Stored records
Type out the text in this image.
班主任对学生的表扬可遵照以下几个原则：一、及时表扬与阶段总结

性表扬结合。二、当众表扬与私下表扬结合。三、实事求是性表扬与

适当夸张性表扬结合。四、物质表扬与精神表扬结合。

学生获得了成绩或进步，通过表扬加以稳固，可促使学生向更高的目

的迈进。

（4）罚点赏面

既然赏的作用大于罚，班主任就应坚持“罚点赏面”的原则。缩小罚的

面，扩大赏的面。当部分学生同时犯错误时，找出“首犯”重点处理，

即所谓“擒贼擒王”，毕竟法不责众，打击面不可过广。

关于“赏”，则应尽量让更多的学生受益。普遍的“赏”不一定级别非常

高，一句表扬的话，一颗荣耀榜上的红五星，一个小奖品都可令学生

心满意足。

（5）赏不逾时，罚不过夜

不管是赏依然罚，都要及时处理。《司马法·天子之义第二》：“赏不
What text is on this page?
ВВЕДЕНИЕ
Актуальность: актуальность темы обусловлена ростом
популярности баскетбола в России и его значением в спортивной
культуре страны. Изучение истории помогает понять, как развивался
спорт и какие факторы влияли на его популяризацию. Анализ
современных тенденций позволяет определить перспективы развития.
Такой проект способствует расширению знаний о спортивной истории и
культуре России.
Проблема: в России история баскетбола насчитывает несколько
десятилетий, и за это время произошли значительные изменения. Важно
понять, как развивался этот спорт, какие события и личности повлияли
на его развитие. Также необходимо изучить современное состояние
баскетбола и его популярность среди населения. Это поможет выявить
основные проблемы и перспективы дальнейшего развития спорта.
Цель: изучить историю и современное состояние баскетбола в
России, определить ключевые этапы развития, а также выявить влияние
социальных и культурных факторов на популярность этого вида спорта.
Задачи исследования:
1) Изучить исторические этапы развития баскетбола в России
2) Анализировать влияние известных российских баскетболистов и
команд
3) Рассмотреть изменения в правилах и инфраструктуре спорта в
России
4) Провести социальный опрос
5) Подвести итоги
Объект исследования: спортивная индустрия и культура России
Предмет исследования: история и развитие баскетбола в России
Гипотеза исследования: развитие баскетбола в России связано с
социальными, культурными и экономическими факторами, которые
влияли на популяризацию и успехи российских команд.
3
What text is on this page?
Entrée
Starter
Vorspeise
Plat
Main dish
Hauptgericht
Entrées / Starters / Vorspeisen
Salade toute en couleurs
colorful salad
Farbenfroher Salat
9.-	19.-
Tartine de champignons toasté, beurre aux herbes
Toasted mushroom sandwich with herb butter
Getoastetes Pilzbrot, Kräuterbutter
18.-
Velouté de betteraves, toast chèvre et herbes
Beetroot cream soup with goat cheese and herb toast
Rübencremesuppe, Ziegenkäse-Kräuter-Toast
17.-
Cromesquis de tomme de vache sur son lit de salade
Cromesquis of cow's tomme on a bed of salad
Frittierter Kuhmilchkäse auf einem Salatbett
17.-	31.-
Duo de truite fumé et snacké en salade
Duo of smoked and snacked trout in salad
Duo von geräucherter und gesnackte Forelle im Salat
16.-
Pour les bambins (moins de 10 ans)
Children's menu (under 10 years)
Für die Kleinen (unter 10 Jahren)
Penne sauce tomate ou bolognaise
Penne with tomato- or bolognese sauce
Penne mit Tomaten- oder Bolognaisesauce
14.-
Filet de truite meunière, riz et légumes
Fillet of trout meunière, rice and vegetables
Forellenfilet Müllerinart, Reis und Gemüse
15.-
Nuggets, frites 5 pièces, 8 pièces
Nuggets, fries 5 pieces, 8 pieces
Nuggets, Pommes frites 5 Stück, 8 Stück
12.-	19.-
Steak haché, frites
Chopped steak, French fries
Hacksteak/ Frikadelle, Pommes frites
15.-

EXERCISE INSTRUCTIONS: Out of the preceding entries, pull every line containing the string "meunière".

WRITTEN RESPONSE:
Filet de truite meunière, riz et légumes
Fillet of trout meunière, rice and vegetables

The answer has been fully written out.